*EXERCISE AIM:* Without altering anything, repeat each of the records.

*DATASET RECORDS:*
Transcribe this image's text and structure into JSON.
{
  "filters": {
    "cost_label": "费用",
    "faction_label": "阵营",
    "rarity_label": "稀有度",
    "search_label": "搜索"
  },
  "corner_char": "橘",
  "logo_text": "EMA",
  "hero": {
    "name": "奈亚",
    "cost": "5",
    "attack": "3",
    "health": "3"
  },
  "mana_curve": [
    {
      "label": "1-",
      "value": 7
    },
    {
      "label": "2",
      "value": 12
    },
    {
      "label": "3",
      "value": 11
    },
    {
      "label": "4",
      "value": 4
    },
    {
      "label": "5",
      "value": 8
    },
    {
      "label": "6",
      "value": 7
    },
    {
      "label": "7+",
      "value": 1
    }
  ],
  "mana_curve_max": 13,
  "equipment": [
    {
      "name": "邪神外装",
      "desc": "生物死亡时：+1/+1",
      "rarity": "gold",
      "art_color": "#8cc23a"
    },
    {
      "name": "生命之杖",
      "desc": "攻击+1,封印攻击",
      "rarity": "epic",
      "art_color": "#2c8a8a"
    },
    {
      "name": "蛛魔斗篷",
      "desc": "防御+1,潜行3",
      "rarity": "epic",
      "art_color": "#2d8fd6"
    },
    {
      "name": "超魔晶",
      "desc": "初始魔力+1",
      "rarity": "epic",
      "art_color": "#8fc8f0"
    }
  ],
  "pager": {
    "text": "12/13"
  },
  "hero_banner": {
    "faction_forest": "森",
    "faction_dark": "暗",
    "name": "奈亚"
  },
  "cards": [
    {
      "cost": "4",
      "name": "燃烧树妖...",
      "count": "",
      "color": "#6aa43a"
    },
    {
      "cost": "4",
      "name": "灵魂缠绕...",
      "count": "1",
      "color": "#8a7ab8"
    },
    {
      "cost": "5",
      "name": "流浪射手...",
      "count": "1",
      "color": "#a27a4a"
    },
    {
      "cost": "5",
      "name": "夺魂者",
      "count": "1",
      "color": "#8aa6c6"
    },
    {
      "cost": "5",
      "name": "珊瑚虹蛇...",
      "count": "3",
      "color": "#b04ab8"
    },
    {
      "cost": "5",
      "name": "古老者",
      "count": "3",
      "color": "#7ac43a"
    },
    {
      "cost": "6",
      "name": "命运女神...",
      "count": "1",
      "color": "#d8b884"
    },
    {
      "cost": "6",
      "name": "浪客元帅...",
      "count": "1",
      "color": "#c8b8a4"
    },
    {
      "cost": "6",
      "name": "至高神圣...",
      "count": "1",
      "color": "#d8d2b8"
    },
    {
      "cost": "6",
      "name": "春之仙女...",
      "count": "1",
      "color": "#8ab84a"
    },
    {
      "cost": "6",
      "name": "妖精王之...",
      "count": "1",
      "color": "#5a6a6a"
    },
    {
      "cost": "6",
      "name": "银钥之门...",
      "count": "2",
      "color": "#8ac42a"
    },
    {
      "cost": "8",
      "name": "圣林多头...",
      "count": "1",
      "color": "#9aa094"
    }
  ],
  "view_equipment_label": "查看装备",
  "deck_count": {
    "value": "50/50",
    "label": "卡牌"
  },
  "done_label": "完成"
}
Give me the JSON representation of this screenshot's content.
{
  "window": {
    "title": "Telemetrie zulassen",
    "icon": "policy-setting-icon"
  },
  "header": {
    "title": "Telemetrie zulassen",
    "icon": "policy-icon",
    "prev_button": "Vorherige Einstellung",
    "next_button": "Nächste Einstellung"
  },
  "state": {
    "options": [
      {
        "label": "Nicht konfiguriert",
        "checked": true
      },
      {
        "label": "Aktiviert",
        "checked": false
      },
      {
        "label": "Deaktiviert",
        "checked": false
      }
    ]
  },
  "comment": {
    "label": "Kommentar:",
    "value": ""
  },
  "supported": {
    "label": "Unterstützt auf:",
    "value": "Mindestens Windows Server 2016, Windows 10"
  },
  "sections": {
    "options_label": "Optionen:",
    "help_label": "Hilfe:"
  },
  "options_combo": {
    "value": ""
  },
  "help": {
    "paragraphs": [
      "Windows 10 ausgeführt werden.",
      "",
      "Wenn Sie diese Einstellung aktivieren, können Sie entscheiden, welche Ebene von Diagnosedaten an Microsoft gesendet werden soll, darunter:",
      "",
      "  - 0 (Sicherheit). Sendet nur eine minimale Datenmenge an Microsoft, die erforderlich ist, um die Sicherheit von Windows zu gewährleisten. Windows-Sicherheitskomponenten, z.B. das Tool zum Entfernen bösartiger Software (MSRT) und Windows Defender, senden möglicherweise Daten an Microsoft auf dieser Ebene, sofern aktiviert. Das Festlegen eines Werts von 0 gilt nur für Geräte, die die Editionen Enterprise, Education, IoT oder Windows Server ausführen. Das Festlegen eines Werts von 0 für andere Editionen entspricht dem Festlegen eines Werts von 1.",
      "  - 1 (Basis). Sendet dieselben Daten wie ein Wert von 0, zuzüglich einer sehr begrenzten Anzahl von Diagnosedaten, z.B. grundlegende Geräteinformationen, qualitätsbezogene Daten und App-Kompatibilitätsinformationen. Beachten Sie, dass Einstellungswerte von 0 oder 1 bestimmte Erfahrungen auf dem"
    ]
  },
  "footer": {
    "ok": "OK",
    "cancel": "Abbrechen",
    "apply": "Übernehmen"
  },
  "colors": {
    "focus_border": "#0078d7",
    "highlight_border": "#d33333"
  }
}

*THE RESULT:*
Transcribe this image's text and structure into JSON.
{
  "filters": {
    "cost_label": "费用",
    "faction_label": "阵营",
    "rarity_label": "稀有度",
    "search_label": "搜索"
  },
  "corner_char": "橘",
  "logo_text": "EMA",
  "hero": {
    "name": "奈亚",
    "cost": "5",
    "attack": "3",
    "health": "3"
  },
  "mana_curve": [
    {
      "label": "1-",
      "value": 7
    },
    {
      "label": "2",
      "value": 12
    },
    {
      "label": "3",
      "value": 11
    },
    {
      "label": "4",
      "value": 4
    },
    {
      "label": "5",
      "value": 8
    },
    {
      "label": "6",
      "value": 7
    },
    {
      "label": "7+",
      "value": 1
    }
  ],
  "mana_curve_max": 13,
  "equipment": [
    {
      "name": "邪神外装",
      "desc": "生物死亡时：+1/+1",
      "rarity": "gold",
      "art_color": "#8cc23a"
    },
    {
      "name": "生命之杖",
      "desc": "攻击+1,封印攻击",
      "rarity": "epic",
      "art_color": "#2c8a8a"
    },
    {
      "name": "蛛魔斗篷",
      "desc": "防御+1,潜行3",
      "rarity": "epic",
      "art_color": "#2d8fd6"
    },
    {
      "name": "超魔晶",
      "desc": "初始魔力+1",
      "rarity": "epic",
      "art_color": "#8fc8f0"
    }
  ],
  "pager": {
    "text": "12/13"
  },
  "hero_banner": {
    "faction_forest": "森",
    "faction_dark": "暗",
    "name": "奈亚"
  },
  "cards": [
    {
      "cost": "4",
      "name": "燃烧树妖...",
      "count": "",
      "color": "#6aa43a"
    },
    {
      "cost": "4",
      "name": "灵魂缠绕...",
      "count": "1",
      "color": "#8a7ab8"
    },
    {
      "cost": "5",
      "name": "流浪射手...",
      "count": "1",
      "color": "#a27a4a"
    },
    {
      "cost": "5",
      "name": "夺魂者",
      "count": "1",
      "color": "#8aa6c6"
    },
    {
      "cost": "5",
      "name": "珊瑚虹蛇...",
      "count": "3",
      "color": "#b04ab8"
    },
    {
      "cost": "5",
      "name": "古老者",
      "count": "3",
      "color": "#7ac43a"
    },
    {
      "cost": "6",
      "name": "命运女神...",
      "count": "1",
      "color": "#d8b884"
    },
    {
      "cost": "6",
      "name": "浪客元帅...",
      "count": "1",
      "color": "#c8b8a4"
    },
    {
      "cost": "6",
      "name": "至高神圣...",
      "count": "1",
      "color": "#d8d2b8"
    },
    {
      "cost": "6",
      "name": "春之仙女...",
      "count": "1",
      "color": "#8ab84a"
    },
    {
      "cost": "6",
      "name": "妖精王之...",
      "count": "1",
      "color": "#5a6a6a"
    },
    {
      "cost": "6",
      "name": "银钥之门...",
      "count": "2",
      "color": "#8ac42a"
    },
    {
      "cost": "8",
      "name": "圣林多头...",
      "count": "1",
      "color": "#9aa094"
    }
  ],
  "view_equipment_label": "查看装备",
  "deck_count": {
    "value": "50/50",
    "label": "卡牌"
  },
  "done_label": "完成"
}
Give me the JSON representation of this screenshot's content.
{
  "window": {
    "title": "Telemetrie zulassen",
    "icon": "policy-setting-icon"
  },
  "header": {
    "title": "Telemetrie zulassen",
    "icon": "policy-icon",
    "prev_button": "Vorherige Einstellung",
    "next_button": "Nächste Einstellung"
  },
  "state": {
    "options": [
      {
        "label": "Nicht konfiguriert",
        "checked": true
      },
      {
        "label": "Aktiviert",
        "checked": false
      },
      {
        "label": "Deaktiviert",
        "checked": false
      }
    ]
  },
  "comment": {
    "label": "Kommentar:",
    "value": ""
  },
  "supported": {
    "label": "Unterstützt auf:",
    "value": "Mindestens Windows Server 2016, Windows 10"
  },
  "sections": {
    "options_label": "Optionen:",
    "help_label": "Hilfe:"
  },
  "options_combo": {
    "value": ""
  },
  "help": {
    "paragraphs": [
      "Windows 10 ausgeführt werden.",
      "",
      "Wenn Sie diese Einstellung aktivieren, können Sie entscheiden, welche Ebene von Diagnosedaten an Microsoft gesendet werden soll, darunter:",
      "",
      "  - 0 (Sicherheit). Sendet nur eine minimale Datenmenge an Microsoft, die erforderlich ist, um die Sicherheit von Windows zu gewährleisten. Windows-Sicherheitskomponenten, z.B. das Tool zum Entfernen bösartiger Software (MSRT) und Windows Defender, senden möglicherweise Daten an Microsoft auf dieser Ebene, sofern aktiviert. Das Festlegen eines Werts von 0 gilt nur für Geräte, die die Editionen Enterprise, Education, IoT oder Windows Server ausführen. Das Festlegen eines Werts von 0 für andere Editionen entspricht dem Festlegen eines Werts von 1.",
      "  - 1 (Basis). Sendet dieselben Daten wie ein Wert von 0, zuzüglich einer sehr begrenzten Anzahl von Diagnosedaten, z.B. grundlegende Geräteinformationen, qualitätsbezogene Daten und App-Kompatibilitätsinformationen. Beachten Sie, dass Einstellungswerte von 0 oder 1 bestimmte Erfahrungen auf dem"
    ]
  },
  "footer": {
    "ok": "OK",
    "cancel": "Abbrechen",
    "apply": "Übernehmen"
  },
  "colors": {
    "focus_border": "#0078d7",
    "highlight_border": "#d33333"
  }
}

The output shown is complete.